Your instructions — Pick out each line with the word "Wood" from the material that follows.

Given records —
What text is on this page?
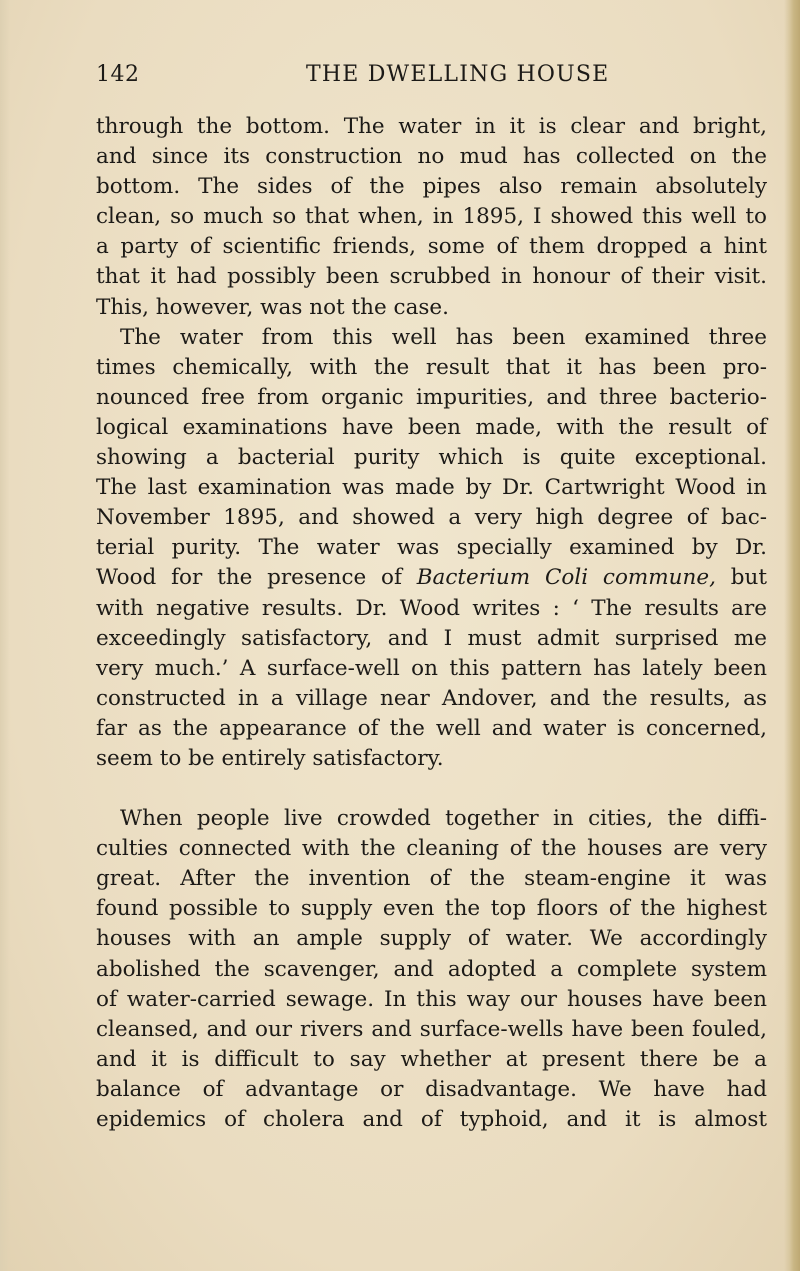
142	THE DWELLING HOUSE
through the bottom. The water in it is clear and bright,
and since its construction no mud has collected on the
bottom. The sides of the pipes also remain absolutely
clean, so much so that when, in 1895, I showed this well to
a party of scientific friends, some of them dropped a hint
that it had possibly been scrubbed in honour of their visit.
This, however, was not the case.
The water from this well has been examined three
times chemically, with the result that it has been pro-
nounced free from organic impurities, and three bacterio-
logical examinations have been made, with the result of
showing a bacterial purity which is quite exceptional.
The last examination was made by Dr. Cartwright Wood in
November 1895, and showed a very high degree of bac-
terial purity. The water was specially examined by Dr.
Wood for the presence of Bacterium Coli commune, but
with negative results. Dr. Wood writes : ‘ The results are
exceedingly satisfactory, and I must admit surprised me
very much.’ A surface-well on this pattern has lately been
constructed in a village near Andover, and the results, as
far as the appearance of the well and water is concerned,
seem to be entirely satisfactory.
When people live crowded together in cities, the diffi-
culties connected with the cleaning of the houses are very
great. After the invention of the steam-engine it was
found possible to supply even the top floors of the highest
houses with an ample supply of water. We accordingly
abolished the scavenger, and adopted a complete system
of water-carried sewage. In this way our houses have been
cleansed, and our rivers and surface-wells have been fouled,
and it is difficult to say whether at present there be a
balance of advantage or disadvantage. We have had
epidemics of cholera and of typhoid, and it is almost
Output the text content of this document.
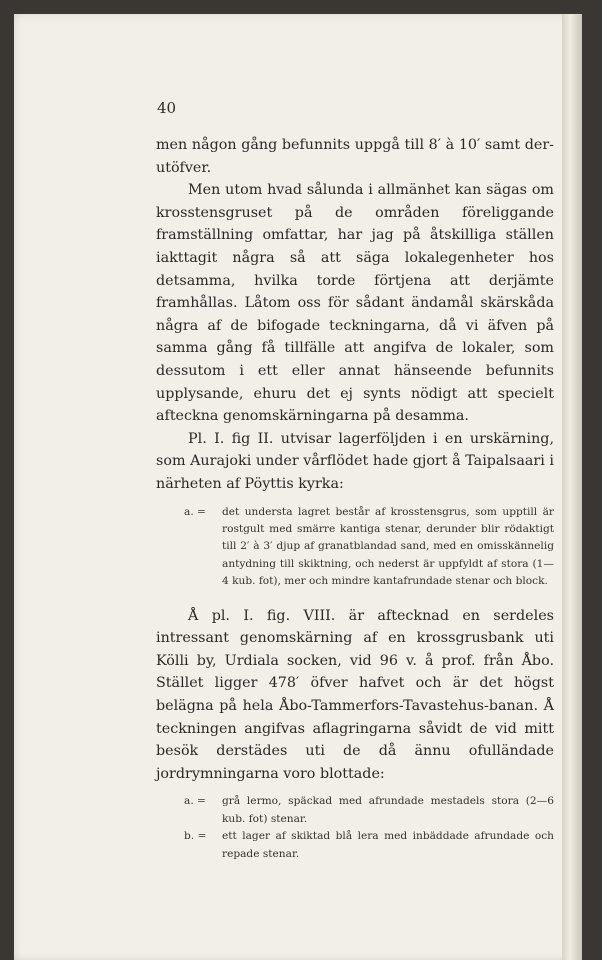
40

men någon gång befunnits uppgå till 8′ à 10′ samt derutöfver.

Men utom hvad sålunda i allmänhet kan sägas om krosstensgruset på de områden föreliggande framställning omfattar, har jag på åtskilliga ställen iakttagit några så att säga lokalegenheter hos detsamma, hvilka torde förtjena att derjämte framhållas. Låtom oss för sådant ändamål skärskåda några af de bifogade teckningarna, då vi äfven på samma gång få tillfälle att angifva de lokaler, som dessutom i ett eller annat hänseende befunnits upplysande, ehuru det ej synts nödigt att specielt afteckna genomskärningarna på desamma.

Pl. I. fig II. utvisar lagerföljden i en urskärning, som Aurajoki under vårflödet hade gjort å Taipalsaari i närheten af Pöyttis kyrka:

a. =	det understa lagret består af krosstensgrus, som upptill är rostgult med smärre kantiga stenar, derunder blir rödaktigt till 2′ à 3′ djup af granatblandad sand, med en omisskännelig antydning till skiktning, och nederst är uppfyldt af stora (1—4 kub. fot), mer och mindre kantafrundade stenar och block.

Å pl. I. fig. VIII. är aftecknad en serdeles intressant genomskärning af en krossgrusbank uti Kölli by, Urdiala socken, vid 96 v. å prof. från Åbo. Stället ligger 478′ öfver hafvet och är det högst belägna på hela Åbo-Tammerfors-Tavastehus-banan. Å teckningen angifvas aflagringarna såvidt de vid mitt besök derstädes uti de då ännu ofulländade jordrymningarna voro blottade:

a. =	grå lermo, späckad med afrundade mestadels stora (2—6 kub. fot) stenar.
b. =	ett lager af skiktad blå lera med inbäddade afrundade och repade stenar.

Reply to the exercise —
The last examination was made by Dr. Cartwright Wood in
Wood for the presence of Bacterium Coli commune, but
with negative results. Dr. Wood writes : ‘ The results are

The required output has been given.